• [TO DO]
Would you transcribe the whole listing exactly, minus its pictures?

• [RECORDS TO PROCESS]
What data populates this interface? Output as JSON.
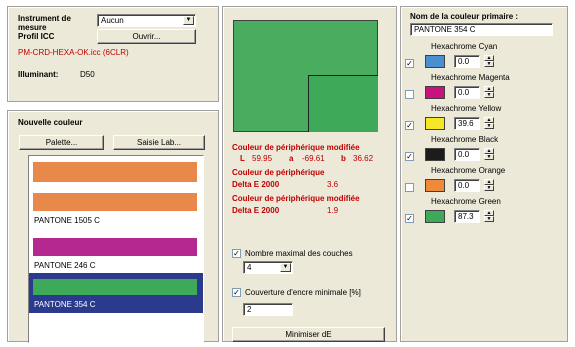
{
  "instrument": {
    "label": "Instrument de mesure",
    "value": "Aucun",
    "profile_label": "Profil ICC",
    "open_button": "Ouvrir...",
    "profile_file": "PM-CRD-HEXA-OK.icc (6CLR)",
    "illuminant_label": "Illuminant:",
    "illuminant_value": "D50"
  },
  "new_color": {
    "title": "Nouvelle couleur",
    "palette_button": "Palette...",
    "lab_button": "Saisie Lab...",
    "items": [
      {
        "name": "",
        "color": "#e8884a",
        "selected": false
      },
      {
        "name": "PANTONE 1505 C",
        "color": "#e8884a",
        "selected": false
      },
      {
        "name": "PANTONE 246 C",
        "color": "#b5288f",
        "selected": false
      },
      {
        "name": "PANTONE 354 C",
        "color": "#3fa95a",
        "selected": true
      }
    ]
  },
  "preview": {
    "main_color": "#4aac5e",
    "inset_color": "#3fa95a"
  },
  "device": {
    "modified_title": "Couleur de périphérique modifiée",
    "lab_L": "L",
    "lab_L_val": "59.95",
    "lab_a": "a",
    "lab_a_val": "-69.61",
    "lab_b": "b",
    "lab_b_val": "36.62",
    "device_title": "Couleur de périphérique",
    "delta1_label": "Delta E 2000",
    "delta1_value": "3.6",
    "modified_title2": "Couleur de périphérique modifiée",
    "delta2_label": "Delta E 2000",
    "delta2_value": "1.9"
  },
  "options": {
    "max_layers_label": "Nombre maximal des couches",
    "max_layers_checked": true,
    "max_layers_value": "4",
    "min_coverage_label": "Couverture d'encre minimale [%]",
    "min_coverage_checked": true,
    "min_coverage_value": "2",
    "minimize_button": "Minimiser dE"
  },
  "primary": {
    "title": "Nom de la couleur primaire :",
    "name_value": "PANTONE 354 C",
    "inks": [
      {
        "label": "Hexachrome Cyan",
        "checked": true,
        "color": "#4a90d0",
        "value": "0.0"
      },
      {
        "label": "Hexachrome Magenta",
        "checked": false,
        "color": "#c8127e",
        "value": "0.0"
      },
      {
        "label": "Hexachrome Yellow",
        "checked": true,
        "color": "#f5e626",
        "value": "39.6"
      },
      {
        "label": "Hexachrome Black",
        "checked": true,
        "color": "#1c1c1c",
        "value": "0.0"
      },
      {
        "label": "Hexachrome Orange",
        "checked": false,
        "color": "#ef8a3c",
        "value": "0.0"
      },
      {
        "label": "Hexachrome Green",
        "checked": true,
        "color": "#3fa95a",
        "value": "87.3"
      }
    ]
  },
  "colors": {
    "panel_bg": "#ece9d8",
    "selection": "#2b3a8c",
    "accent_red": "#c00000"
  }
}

• [FINAL RESULT]
What data populates this interface? Output as JSON.
{
  "instrument": {
    "label": "Instrument de mesure",
    "value": "Aucun",
    "profile_label": "Profil ICC",
    "open_button": "Ouvrir...",
    "profile_file": "PM-CRD-HEXA-OK.icc (6CLR)",
    "illuminant_label": "Illuminant:",
    "illuminant_value": "D50"
  },
  "new_color": {
    "title": "Nouvelle couleur",
    "palette_button": "Palette...",
    "lab_button": "Saisie Lab...",
    "items": [
      {
        "name": "",
        "color": "#e8884a",
        "selected": false
      },
      {
        "name": "PANTONE 1505 C",
        "color": "#e8884a",
        "selected": false
      },
      {
        "name": "PANTONE 246 C",
        "color": "#b5288f",
        "selected": false
      },
      {
        "name": "PANTONE 354 C",
        "color": "#3fa95a",
        "selected": true
      }
    ]
  },
  "preview": {
    "main_color": "#4aac5e",
    "inset_color": "#3fa95a"
  },
  "device": {
    "modified_title": "Couleur de périphérique modifiée",
    "lab_L": "L",
    "lab_L_val": "59.95",
    "lab_a": "a",
    "lab_a_val": "-69.61",
    "lab_b": "b",
    "lab_b_val": "36.62",
    "device_title": "Couleur de périphérique",
    "delta1_label": "Delta E 2000",
    "delta1_value": "3.6",
    "modified_title2": "Couleur de périphérique modifiée",
    "delta2_label": "Delta E 2000",
    "delta2_value": "1.9"
  },
  "options": {
    "max_layers_label": "Nombre maximal des couches",
    "max_layers_checked": true,
    "max_layers_value": "4",
    "min_coverage_label": "Couverture d'encre minimale [%]",
    "min_coverage_checked": true,
    "min_coverage_value": "2",
    "minimize_button": "Minimiser dE"
  },
  "primary": {
    "title": "Nom de la couleur primaire :",
    "name_value": "PANTONE 354 C",
    "inks": [
      {
        "label": "Hexachrome Cyan",
        "checked": true,
        "color": "#4a90d0",
        "value": "0.0"
      },
      {
        "label": "Hexachrome Magenta",
        "checked": false,
        "color": "#c8127e",
        "value": "0.0"
      },
      {
        "label": "Hexachrome Yellow",
        "checked": true,
        "color": "#f5e626",
        "value": "39.6"
      },
      {
        "label": "Hexachrome Black",
        "checked": true,
        "color": "#1c1c1c",
        "value": "0.0"
      },
      {
        "label": "Hexachrome Orange",
        "checked": false,
        "color": "#ef8a3c",
        "value": "0.0"
      },
      {
        "label": "Hexachrome Green",
        "checked": true,
        "color": "#3fa95a",
        "value": "87.3"
      }
    ]
  },
  "colors": {
    "panel_bg": "#ece9d8",
    "selection": "#2b3a8c",
    "accent_red": "#c00000"
  }
}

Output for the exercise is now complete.